→ MATERIAL PROVIDED:
——
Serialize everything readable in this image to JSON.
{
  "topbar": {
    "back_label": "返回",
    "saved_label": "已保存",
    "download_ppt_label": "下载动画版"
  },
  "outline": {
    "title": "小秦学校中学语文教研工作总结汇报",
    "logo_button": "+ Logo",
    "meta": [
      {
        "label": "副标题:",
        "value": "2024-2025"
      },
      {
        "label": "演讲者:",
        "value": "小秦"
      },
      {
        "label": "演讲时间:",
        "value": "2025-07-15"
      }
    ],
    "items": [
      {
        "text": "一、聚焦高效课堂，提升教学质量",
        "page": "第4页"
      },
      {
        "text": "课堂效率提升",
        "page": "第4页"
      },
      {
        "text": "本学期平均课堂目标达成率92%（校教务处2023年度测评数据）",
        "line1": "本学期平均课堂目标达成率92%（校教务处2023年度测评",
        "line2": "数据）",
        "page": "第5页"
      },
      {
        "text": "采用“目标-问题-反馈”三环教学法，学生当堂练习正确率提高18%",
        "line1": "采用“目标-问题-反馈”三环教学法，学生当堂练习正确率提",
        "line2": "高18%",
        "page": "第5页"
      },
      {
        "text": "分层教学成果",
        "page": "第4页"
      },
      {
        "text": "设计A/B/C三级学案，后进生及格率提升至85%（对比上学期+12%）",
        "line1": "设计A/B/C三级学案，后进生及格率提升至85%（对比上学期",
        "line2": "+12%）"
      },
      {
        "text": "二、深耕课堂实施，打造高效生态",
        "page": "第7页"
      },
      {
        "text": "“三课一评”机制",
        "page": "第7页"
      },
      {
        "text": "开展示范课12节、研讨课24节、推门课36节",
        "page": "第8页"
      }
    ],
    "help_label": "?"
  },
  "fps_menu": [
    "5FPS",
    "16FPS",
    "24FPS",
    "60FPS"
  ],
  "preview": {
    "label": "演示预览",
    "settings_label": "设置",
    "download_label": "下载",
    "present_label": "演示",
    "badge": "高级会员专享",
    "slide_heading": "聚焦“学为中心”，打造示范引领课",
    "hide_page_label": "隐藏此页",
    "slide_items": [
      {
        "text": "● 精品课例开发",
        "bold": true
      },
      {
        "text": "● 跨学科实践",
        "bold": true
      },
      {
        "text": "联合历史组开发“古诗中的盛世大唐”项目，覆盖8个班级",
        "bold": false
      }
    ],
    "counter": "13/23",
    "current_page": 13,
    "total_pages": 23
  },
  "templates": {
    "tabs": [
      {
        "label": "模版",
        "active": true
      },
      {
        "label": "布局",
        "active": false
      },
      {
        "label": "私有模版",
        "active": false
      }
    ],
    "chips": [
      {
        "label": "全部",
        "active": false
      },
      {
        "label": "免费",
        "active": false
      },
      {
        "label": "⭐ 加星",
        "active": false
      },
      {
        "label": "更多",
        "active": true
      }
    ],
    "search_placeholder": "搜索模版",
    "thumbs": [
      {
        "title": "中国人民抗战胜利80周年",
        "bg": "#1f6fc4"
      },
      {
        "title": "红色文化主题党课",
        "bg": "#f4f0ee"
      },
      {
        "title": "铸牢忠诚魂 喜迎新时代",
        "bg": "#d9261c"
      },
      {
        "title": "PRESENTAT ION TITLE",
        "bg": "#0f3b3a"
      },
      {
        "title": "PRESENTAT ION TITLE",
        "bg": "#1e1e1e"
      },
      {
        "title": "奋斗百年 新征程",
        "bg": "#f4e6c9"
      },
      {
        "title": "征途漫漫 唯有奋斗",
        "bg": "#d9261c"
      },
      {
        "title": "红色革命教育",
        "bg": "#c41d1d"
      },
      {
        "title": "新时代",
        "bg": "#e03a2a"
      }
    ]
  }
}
——
→ INSTRUCTIONS TO FOLLOW: Where a line of the entries contains the word "value", copy that line.

→ TASK ANSWER:
        "value": "2024-2025"
        "value": "小秦"
        "value": "2025-07-15"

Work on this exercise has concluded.